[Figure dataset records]
◆ ◆ ◆ ◆ ◆ ◆ ◆

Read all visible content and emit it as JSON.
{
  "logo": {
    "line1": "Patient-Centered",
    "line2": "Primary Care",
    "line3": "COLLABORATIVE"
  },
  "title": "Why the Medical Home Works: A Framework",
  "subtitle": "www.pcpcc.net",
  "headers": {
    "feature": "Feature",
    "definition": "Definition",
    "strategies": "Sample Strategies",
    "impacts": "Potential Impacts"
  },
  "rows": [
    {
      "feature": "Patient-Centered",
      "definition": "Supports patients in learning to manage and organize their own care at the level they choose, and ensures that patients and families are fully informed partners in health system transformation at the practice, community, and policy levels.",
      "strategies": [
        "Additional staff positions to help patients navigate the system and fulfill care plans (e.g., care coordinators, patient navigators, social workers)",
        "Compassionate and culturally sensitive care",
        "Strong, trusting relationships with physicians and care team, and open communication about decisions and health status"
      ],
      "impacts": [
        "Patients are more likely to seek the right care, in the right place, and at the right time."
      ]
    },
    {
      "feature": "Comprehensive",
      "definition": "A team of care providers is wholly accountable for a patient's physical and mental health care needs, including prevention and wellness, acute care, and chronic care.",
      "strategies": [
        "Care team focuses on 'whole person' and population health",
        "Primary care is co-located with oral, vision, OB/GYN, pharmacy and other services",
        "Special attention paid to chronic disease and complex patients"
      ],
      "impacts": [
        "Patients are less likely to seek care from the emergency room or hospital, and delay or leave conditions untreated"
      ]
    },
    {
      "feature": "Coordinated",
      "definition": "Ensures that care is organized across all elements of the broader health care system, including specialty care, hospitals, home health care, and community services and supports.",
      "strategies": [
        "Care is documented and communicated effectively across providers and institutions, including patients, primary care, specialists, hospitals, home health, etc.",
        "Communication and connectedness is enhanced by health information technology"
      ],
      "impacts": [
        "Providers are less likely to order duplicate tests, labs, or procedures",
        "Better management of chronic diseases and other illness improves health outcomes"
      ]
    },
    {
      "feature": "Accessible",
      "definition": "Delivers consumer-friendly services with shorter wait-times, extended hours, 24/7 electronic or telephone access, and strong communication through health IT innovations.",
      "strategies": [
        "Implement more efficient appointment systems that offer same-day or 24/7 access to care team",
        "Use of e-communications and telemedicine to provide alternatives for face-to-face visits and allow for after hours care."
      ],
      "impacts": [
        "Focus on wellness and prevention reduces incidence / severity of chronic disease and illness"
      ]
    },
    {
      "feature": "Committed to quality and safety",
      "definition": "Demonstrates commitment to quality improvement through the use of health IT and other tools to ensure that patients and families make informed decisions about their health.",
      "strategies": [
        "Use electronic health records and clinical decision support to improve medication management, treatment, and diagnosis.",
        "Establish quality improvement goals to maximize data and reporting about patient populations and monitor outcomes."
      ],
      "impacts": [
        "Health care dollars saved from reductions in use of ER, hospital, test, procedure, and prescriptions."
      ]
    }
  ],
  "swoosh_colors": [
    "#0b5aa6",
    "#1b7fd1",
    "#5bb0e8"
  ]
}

◆ ◆ ◆ ◆ ◆ ◆ ◆

__What the exercise asks__. Reproduce all lines from the records above that include the word "illness".

__Reply__.
        "Better management of chronic diseases and other illness improves health outcomes"
        "Focus on wellness and prevention reduces incidence / severity of chronic disease and illness"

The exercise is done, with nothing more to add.